• [WHAT TO WORK ON]
In the CANopen safety excerpt below, what kind of values were used in the analysis?

Many CANopen safeguards expect systematic management of design information as well as found design practices improving the effect of the safeguards. It is essential to follow the standardized system design process and information storage formats to minimize the deviation between designed, implemented and maintained quality in system configurations.
Absolute worst case values have been used in the analysis. Reduction of update cycle and number of used messages may enable reaching either higher SIL class or same SIL class but in worse EMC conditions. Using absolute worst case values instead of realistic values for current system and environment everywhere will lead significant design overhead.
In the future, it would be interesting to compare the dependability provided by SRDO protocol with the dependability achievable with the use of standard PDO protocol with direct and inverted signals and carefully selected CAN-IDs. The significance of masquerade errors is still overestimated. It would be interesting to analyze, how big improvement the bit pattern based analysis will reveal.

• [INPUT DATA]
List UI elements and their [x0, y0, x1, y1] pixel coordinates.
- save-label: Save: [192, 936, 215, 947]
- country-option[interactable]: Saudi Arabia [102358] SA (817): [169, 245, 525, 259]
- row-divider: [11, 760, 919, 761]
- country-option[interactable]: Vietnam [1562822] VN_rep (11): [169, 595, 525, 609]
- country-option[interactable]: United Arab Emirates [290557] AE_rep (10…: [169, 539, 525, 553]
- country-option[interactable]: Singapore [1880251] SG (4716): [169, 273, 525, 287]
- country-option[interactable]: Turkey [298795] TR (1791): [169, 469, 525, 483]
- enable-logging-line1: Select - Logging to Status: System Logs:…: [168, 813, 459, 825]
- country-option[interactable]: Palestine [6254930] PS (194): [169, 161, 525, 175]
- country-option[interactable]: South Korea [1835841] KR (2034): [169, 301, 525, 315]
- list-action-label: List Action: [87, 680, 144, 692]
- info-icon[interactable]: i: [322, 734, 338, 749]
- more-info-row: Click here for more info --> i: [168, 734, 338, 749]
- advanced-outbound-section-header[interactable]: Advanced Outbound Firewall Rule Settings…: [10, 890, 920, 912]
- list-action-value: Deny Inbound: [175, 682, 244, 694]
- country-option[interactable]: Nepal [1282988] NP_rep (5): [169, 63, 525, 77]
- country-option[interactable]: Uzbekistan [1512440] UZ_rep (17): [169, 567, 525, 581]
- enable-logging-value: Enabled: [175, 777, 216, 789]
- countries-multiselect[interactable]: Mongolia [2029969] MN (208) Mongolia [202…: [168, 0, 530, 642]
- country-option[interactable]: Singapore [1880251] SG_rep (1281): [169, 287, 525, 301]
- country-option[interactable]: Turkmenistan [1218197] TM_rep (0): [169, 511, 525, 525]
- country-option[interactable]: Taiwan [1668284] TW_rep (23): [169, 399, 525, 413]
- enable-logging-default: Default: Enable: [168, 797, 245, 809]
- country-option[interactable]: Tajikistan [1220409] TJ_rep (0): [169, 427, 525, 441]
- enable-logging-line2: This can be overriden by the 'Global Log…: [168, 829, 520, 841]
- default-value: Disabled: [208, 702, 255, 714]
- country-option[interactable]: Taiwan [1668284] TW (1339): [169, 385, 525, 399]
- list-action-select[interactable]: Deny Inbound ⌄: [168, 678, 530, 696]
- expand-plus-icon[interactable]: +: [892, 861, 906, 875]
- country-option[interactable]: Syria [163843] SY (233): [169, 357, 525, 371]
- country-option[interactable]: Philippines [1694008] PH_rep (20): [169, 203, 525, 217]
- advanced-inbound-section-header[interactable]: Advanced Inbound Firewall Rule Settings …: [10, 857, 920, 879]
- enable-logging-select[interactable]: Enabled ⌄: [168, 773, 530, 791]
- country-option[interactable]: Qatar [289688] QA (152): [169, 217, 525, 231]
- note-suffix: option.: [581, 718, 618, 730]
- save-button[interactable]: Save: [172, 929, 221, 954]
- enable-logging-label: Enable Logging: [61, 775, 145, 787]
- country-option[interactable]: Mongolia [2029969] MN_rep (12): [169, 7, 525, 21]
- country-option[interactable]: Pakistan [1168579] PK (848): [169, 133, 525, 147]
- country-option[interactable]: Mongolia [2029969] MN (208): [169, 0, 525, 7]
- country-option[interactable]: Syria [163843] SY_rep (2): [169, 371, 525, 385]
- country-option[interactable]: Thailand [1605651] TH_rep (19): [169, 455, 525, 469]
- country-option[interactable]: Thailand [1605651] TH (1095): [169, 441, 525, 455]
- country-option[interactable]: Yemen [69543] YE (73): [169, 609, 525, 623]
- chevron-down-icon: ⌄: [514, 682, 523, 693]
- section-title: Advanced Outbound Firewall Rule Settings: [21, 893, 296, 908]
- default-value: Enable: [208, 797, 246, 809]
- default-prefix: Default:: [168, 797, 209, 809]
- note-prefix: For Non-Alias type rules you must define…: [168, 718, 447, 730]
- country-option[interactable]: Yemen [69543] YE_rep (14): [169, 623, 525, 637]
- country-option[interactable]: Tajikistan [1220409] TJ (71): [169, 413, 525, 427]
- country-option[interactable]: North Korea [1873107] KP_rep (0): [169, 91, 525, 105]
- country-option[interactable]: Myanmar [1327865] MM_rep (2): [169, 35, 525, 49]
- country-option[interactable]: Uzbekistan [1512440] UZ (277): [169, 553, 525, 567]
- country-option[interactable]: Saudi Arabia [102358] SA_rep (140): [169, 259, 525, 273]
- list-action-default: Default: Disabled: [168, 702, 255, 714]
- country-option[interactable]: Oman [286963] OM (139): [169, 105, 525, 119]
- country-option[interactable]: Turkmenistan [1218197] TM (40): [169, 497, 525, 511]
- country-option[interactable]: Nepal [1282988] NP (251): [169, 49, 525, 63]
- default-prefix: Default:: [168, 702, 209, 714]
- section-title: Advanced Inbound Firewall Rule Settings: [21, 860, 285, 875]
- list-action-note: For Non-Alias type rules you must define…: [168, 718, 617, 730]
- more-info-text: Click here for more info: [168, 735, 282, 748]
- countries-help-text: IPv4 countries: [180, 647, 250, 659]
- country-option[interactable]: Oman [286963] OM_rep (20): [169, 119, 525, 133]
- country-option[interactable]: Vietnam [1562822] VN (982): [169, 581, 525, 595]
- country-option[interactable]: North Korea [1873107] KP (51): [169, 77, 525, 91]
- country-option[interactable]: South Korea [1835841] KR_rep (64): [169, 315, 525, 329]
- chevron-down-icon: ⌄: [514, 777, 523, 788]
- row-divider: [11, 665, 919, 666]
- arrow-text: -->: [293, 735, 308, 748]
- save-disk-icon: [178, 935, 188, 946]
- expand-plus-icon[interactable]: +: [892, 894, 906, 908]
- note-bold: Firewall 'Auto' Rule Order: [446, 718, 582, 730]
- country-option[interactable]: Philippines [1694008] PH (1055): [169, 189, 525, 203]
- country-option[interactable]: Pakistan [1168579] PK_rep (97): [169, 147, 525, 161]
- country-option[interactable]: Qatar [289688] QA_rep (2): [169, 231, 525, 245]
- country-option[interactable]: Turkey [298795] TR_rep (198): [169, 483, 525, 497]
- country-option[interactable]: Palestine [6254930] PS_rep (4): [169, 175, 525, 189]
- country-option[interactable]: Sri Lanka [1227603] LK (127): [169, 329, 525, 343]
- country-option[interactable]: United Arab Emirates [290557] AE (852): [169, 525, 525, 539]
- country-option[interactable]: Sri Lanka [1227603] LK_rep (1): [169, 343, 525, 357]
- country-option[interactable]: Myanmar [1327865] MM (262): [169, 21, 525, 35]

• [EXPECTED OUTPUT]
Absolute worst case values.